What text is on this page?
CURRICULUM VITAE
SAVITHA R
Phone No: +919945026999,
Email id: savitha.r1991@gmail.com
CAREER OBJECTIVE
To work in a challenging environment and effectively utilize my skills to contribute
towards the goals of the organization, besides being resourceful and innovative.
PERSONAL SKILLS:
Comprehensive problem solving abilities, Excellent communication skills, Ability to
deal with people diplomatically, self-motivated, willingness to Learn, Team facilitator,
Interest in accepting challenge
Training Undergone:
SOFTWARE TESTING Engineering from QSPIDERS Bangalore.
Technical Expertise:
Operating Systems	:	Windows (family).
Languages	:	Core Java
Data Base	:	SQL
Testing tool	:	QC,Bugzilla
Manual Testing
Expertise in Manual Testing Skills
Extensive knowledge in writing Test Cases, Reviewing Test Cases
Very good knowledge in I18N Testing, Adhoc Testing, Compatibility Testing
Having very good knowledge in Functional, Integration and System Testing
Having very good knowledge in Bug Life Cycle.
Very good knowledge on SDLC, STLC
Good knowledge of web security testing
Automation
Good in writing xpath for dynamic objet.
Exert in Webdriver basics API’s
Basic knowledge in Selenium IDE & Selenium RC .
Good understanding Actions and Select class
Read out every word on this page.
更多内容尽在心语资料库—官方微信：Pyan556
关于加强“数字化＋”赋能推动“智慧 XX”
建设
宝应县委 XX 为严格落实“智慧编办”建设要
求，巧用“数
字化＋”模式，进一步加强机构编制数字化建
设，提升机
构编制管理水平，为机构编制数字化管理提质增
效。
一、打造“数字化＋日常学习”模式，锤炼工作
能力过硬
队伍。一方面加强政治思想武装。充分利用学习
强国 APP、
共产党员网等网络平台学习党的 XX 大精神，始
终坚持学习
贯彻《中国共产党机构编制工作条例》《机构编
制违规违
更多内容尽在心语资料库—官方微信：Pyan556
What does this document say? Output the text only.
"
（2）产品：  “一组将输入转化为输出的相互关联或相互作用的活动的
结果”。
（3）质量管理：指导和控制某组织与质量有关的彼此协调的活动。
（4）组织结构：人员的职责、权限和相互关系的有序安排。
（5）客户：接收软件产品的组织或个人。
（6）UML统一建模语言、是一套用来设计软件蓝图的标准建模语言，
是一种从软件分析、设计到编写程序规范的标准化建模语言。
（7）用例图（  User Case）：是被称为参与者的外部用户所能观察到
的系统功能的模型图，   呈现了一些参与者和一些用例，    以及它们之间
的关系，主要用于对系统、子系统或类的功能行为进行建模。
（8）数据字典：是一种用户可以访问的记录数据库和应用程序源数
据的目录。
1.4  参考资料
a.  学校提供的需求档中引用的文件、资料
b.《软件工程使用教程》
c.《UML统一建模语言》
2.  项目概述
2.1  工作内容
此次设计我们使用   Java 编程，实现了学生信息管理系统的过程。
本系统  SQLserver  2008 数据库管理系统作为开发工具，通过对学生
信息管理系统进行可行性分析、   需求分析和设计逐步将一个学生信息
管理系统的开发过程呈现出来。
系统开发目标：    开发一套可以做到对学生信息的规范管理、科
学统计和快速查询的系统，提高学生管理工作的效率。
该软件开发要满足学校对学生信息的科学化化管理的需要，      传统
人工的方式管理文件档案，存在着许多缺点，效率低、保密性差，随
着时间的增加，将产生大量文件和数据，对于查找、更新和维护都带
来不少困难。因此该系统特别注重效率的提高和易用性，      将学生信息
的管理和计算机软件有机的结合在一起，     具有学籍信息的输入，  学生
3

■ Directions
Nothing in the data may differ; print all of it exactly as written.

■ Reply to the exercise
What text is on this page?
CURRICULUM VITAE
SAVITHA R
Phone No: +919945026999,
Email id: savitha.r1991@gmail.com
CAREER OBJECTIVE
To work in a challenging environment and effectively utilize my skills to contribute
towards the goals of the organization, besides being resourceful and innovative.
PERSONAL SKILLS:
Comprehensive problem solving abilities, Excellent communication skills, Ability to
deal with people diplomatically, self-motivated, willingness to Learn, Team facilitator,
Interest in accepting challenge
Training Undergone:
SOFTWARE TESTING Engineering from QSPIDERS Bangalore.
Technical Expertise:
Operating Systems	:	Windows (family).
Languages	:	Core Java
Data Base	:	SQL
Testing tool	:	QC,Bugzilla
Manual Testing
Expertise in Manual Testing Skills
Extensive knowledge in writing Test Cases, Reviewing Test Cases
Very good knowledge in I18N Testing, Adhoc Testing, Compatibility Testing
Having very good knowledge in Functional, Integration and System Testing
Having very good knowledge in Bug Life Cycle.
Very good knowledge on SDLC, STLC
Good knowledge of web security testing
Automation
Good in writing xpath for dynamic objet.
Exert in Webdriver basics API’s
Basic knowledge in Selenium IDE & Selenium RC .
Good understanding Actions and Select class
Read out every word on this page.
更多内容尽在心语资料库—官方微信：Pyan556
关于加强“数字化＋”赋能推动“智慧 XX”
建设
宝应县委 XX 为严格落实“智慧编办”建设要
求，巧用“数
字化＋”模式，进一步加强机构编制数字化建
设，提升机
构编制管理水平，为机构编制数字化管理提质增
效。
一、打造“数字化＋日常学习”模式，锤炼工作
能力过硬
队伍。一方面加强政治思想武装。充分利用学习
强国 APP、
共产党员网等网络平台学习党的 XX 大精神，始
终坚持学习
贯彻《中国共产党机构编制工作条例》《机构编
制违规违
更多内容尽在心语资料库—官方微信：Pyan556
What does this document say? Output the text only.
"
（2）产品：  “一组将输入转化为输出的相互关联或相互作用的活动的
结果”。
（3）质量管理：指导和控制某组织与质量有关的彼此协调的活动。
（4）组织结构：人员的职责、权限和相互关系的有序安排。
（5）客户：接收软件产品的组织或个人。
（6）UML统一建模语言、是一套用来设计软件蓝图的标准建模语言，
是一种从软件分析、设计到编写程序规范的标准化建模语言。
（7）用例图（  User Case）：是被称为参与者的外部用户所能观察到
的系统功能的模型图，   呈现了一些参与者和一些用例，    以及它们之间
的关系，主要用于对系统、子系统或类的功能行为进行建模。
（8）数据字典：是一种用户可以访问的记录数据库和应用程序源数
据的目录。
1.4  参考资料
a.  学校提供的需求档中引用的文件、资料
b.《软件工程使用教程》
c.《UML统一建模语言》
2.  项目概述
2.1  工作内容
此次设计我们使用   Java 编程，实现了学生信息管理系统的过程。
本系统  SQLserver  2008 数据库管理系统作为开发工具，通过对学生
信息管理系统进行可行性分析、   需求分析和设计逐步将一个学生信息
管理系统的开发过程呈现出来。
系统开发目标：    开发一套可以做到对学生信息的规范管理、科
学统计和快速查询的系统，提高学生管理工作的效率。
该软件开发要满足学校对学生信息的科学化化管理的需要，      传统
人工的方式管理文件档案，存在着许多缺点，效率低、保密性差，随
着时间的增加，将产生大量文件和数据，对于查找、更新和维护都带
来不少困难。因此该系统特别注重效率的提高和易用性，      将学生信息
的管理和计算机软件有机的结合在一起，     具有学籍信息的输入，  学生
3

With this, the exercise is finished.